Lines containing the string "JSON" are to be counted; report the number and nothing more.

(Records about charts and figures)
[START]

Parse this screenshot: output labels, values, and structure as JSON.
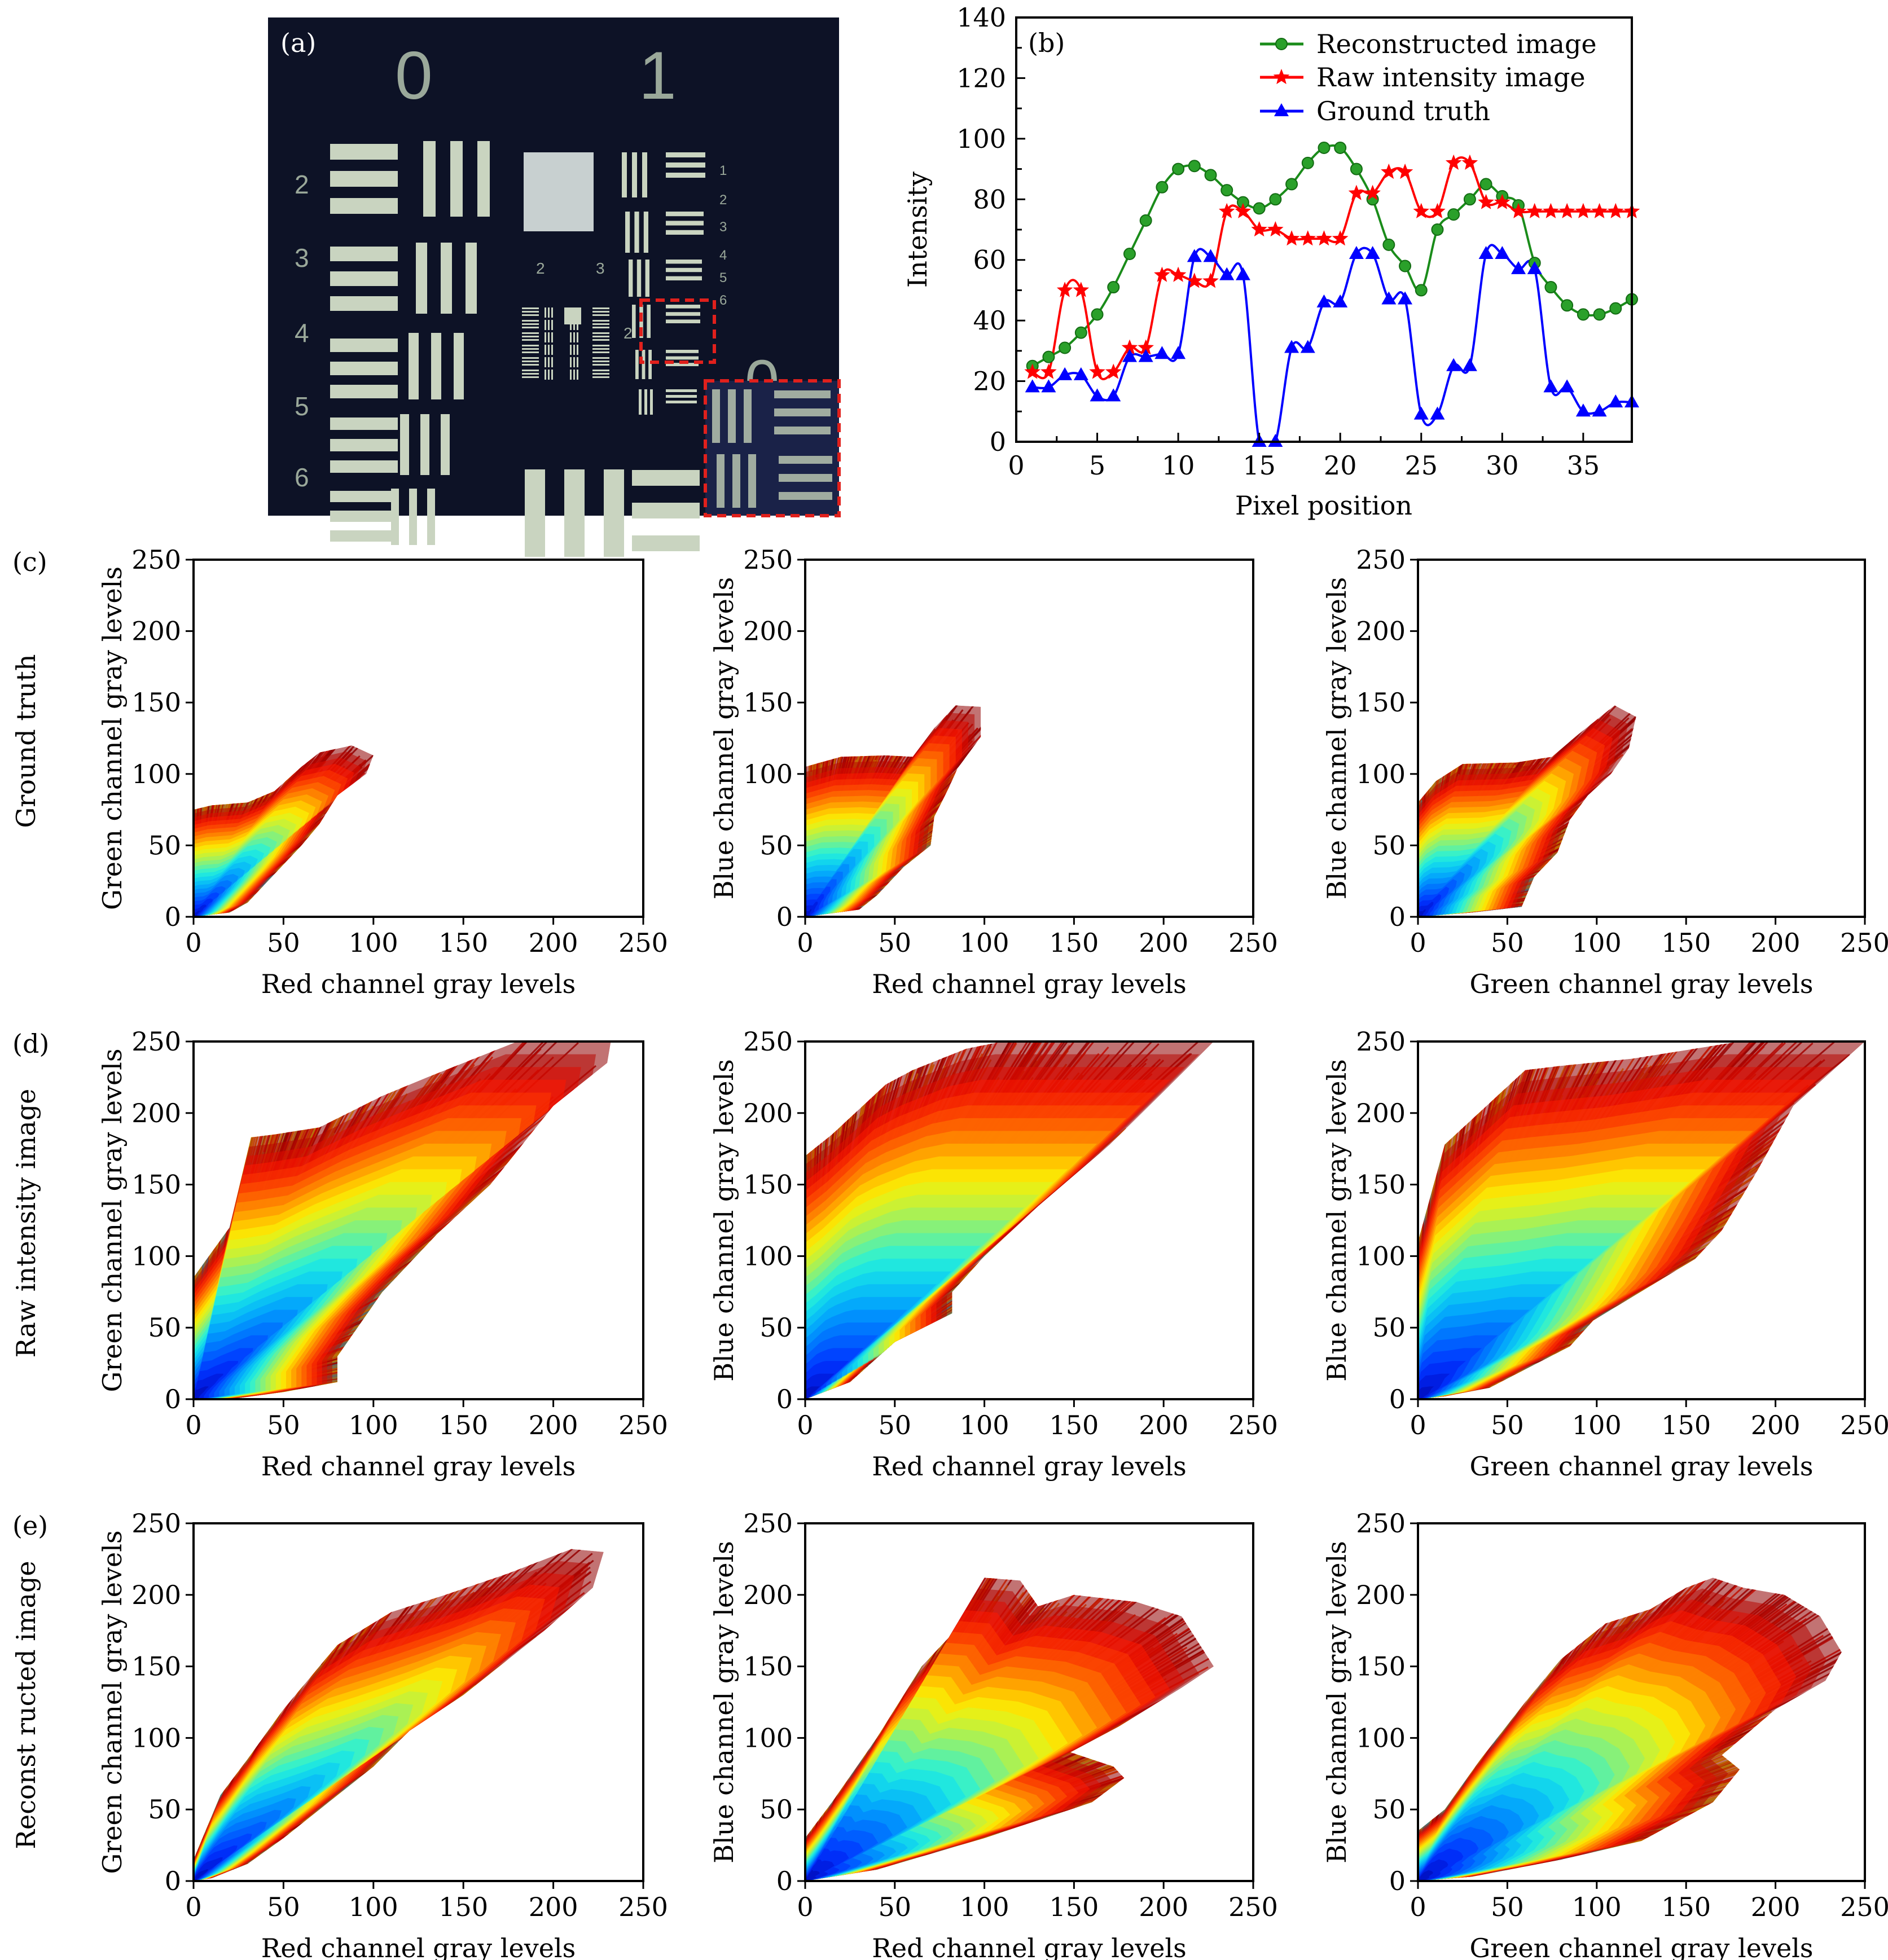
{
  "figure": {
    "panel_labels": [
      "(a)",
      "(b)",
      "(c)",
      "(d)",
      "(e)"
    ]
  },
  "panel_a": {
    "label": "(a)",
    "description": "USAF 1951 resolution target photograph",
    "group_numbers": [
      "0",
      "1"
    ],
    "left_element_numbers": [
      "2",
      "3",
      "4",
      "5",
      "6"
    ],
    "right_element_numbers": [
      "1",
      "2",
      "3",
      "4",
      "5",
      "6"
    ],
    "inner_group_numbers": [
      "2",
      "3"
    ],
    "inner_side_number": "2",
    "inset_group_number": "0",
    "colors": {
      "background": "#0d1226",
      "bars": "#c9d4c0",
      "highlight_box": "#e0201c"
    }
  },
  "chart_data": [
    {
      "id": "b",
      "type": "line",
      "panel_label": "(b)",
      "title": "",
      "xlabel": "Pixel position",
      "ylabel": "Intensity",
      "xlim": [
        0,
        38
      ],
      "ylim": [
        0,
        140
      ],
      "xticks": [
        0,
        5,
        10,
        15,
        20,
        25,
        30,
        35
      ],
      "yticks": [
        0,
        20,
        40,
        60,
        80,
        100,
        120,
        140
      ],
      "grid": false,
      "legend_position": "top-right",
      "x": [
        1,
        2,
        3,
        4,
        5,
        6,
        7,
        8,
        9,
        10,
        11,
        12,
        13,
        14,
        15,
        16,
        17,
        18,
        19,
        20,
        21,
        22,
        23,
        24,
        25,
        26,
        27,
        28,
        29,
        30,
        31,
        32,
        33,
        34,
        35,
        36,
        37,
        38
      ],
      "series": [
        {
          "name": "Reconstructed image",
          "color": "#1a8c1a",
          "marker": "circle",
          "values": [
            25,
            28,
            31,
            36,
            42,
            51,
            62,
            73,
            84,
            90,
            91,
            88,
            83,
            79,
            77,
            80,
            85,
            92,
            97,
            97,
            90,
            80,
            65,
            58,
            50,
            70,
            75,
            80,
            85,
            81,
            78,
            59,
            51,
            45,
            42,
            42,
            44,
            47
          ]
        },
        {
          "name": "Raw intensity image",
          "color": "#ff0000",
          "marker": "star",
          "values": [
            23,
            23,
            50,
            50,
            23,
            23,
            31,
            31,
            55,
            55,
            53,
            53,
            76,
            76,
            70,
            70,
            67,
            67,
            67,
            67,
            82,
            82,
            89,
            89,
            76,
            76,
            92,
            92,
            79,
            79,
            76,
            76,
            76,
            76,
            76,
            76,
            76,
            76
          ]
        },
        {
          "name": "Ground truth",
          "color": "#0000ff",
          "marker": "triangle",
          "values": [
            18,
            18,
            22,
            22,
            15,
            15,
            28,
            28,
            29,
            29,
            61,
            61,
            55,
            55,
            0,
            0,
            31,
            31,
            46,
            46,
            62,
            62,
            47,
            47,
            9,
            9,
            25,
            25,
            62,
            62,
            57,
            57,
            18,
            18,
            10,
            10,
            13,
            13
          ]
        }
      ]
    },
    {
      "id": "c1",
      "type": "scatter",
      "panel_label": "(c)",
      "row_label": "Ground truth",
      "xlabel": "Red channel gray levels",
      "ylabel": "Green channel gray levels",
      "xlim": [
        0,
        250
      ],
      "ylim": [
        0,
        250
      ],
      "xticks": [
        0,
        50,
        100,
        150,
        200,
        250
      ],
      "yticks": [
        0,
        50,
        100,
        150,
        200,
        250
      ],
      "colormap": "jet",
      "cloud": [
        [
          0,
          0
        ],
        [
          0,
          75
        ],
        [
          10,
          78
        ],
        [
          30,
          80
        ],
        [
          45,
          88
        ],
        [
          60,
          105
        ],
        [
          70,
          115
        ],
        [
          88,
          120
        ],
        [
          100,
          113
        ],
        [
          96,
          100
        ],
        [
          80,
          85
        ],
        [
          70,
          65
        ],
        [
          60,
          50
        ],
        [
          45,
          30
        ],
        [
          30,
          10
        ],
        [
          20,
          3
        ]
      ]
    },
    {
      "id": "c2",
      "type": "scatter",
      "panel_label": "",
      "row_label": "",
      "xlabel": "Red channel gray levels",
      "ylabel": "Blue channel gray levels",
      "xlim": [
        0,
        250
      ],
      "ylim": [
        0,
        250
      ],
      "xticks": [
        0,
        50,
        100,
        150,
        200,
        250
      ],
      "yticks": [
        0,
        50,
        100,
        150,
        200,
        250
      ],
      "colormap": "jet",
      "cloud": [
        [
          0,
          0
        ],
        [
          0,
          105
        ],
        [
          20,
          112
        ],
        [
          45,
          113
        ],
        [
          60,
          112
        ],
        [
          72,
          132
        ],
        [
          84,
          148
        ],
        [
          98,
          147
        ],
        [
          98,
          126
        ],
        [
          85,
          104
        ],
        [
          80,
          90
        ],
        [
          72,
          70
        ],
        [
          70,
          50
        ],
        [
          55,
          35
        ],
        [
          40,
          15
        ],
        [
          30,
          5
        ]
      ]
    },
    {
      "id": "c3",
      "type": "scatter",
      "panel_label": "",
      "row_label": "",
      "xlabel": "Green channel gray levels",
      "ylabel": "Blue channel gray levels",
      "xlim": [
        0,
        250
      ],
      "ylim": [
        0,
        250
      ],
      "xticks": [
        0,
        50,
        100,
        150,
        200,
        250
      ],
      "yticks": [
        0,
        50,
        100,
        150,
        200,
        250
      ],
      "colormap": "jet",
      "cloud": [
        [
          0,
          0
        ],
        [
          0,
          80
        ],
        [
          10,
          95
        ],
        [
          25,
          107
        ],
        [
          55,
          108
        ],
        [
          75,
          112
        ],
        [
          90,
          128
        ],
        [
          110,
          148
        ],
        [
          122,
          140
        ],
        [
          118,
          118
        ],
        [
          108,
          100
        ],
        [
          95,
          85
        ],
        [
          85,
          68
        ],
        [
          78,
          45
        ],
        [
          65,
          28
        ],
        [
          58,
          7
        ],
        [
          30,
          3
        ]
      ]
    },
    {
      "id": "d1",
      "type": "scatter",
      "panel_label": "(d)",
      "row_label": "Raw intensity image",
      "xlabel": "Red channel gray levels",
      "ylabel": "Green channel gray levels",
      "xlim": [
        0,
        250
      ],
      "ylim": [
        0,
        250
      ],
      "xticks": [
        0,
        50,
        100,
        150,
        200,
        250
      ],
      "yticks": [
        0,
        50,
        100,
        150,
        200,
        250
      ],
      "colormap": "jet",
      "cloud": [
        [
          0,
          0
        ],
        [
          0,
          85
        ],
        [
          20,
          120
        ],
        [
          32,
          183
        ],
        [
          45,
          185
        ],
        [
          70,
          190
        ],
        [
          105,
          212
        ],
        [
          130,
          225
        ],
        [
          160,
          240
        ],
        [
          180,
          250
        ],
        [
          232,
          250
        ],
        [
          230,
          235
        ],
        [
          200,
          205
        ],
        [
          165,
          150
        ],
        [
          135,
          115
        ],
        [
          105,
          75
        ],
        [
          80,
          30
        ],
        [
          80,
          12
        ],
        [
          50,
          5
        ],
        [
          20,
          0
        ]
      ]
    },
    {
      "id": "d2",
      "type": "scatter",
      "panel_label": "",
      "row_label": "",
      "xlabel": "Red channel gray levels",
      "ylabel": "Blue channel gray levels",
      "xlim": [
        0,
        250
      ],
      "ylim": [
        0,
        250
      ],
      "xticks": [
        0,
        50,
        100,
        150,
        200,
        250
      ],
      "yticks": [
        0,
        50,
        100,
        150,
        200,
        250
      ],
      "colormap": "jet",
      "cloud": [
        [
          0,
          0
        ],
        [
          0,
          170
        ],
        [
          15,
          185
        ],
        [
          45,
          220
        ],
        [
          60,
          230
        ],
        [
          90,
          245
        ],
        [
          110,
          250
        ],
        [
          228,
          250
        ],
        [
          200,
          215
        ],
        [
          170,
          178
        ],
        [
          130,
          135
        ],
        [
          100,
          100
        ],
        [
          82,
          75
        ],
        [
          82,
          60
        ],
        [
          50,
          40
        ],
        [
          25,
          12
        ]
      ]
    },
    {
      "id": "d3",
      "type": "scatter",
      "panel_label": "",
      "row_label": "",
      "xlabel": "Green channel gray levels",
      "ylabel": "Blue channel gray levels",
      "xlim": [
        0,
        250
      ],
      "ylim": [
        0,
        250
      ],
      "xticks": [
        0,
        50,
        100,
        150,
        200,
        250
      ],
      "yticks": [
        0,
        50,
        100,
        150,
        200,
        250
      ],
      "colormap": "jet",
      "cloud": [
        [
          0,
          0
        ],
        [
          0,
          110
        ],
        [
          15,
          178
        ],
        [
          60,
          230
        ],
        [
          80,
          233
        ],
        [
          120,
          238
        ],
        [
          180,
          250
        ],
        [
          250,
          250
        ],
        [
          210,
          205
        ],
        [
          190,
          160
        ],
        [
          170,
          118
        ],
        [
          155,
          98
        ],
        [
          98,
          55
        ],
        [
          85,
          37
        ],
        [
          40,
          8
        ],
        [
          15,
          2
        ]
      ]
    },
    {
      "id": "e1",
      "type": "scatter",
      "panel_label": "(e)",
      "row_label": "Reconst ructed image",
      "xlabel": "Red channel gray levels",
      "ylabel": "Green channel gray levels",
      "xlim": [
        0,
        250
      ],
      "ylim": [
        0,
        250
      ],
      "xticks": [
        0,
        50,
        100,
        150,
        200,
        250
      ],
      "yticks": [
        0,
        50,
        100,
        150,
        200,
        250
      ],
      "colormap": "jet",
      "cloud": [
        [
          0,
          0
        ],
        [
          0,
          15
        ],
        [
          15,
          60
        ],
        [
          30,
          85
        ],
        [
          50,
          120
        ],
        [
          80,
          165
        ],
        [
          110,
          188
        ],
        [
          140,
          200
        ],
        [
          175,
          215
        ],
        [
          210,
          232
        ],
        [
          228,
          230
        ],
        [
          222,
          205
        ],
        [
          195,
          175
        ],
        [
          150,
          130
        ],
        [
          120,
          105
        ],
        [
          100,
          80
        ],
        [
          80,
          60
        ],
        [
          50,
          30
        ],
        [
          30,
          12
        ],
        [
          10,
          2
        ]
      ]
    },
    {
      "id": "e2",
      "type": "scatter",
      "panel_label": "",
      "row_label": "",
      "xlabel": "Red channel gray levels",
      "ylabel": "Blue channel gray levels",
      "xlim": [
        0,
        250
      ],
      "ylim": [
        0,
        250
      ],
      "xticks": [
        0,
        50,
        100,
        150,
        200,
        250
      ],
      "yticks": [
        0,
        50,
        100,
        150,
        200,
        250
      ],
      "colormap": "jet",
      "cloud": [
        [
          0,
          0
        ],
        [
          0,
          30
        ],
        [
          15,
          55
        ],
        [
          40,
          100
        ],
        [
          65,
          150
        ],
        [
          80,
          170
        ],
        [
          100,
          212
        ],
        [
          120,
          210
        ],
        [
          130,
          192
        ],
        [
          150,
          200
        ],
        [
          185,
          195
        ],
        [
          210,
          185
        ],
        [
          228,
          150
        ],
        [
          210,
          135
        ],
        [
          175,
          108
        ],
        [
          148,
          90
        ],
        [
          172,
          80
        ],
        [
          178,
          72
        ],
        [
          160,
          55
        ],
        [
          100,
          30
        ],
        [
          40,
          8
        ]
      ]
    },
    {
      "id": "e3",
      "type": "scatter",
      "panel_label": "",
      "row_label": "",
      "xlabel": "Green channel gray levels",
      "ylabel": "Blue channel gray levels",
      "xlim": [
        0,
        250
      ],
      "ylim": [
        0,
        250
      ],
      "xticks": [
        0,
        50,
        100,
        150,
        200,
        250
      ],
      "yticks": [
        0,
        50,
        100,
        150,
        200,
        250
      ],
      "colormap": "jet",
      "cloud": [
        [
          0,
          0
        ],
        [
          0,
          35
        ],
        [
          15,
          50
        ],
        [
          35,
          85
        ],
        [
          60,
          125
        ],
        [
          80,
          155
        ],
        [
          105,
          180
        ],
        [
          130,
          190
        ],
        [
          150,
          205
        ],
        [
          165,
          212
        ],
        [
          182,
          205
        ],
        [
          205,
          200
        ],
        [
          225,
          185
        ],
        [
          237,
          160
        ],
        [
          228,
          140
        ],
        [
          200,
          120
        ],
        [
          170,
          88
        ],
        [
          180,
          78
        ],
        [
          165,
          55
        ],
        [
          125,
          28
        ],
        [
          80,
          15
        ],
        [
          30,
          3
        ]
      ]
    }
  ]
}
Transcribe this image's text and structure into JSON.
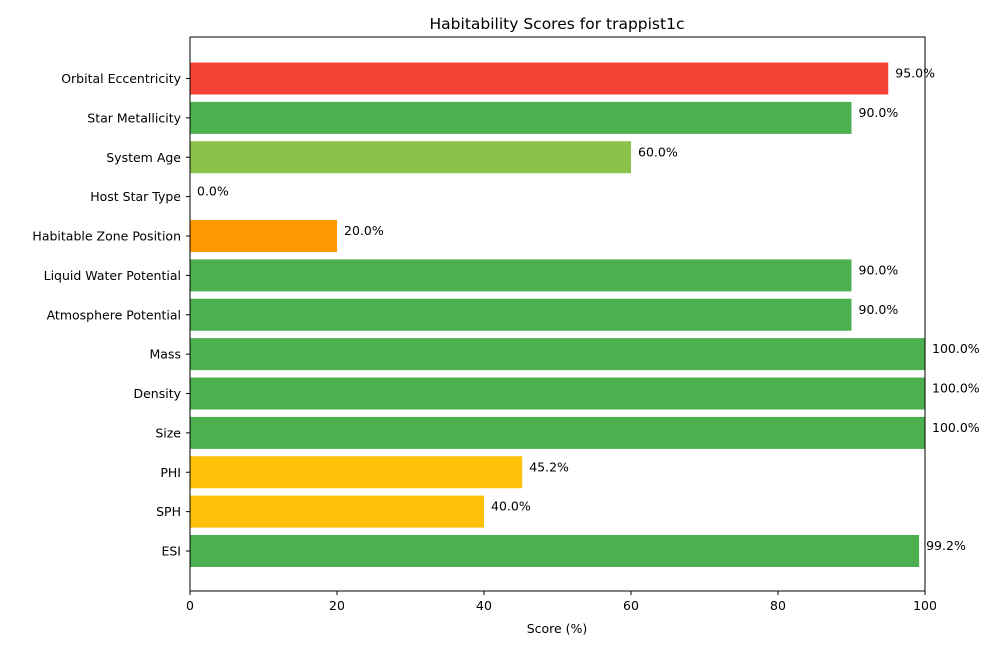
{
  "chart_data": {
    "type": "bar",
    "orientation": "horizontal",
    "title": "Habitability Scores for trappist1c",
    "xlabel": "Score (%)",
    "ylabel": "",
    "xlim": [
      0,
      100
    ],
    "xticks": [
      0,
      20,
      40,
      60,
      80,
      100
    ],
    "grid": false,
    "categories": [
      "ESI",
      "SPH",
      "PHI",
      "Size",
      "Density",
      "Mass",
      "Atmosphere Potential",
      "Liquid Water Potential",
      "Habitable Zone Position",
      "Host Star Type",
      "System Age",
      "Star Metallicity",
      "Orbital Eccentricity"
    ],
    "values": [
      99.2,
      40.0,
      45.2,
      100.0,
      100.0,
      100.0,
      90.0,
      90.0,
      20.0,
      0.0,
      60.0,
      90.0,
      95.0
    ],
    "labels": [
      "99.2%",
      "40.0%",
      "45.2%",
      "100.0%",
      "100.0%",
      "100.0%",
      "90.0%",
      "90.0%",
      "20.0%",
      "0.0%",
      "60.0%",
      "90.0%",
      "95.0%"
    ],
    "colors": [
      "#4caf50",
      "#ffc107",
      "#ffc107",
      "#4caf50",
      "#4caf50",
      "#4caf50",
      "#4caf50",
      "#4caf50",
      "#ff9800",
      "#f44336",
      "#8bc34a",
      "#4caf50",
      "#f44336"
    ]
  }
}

[END]

Exercise solution — 2